* Begin *
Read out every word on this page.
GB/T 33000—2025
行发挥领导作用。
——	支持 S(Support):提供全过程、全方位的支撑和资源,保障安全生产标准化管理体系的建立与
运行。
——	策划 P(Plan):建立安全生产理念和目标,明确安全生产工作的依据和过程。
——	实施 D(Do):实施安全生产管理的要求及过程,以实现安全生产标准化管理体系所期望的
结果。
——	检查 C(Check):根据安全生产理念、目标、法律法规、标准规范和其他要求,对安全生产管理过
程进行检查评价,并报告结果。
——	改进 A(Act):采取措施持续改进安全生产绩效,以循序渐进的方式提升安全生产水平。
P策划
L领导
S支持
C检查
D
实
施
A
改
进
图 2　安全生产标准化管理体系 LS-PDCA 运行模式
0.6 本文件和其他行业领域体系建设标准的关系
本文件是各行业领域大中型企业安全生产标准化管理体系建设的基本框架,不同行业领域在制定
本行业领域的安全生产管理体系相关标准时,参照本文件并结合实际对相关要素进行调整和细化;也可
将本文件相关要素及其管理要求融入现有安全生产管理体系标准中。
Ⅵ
* End *
• _Short exercise_
Write an exact transcription of every entry above.

• _In response_
Read out every word on this page.
GB/T 33000—2025
行发挥领导作用。
——	支持 S(Support):提供全过程、全方位的支撑和资源,保障安全生产标准化管理体系的建立与
运行。
——	策划 P(Plan):建立安全生产理念和目标,明确安全生产工作的依据和过程。
——	实施 D(Do):实施安全生产管理的要求及过程,以实现安全生产标准化管理体系所期望的
结果。
——	检查 C(Check):根据安全生产理念、目标、法律法规、标准规范和其他要求,对安全生产管理过
程进行检查评价,并报告结果。
——	改进 A(Act):采取措施持续改进安全生产绩效,以循序渐进的方式提升安全生产水平。
P策划
L领导
S支持
C检查
D
实
施
A
改
进
图 2　安全生产标准化管理体系 LS-PDCA 运行模式
0.6 本文件和其他行业领域体系建设标准的关系
本文件是各行业领域大中型企业安全生产标准化管理体系建设的基本框架,不同行业领域在制定
本行业领域的安全生产管理体系相关标准时,参照本文件并结合实际对相关要素进行调整和细化;也可
将本文件相关要素及其管理要求融入现有安全生产管理体系标准中。
Ⅵ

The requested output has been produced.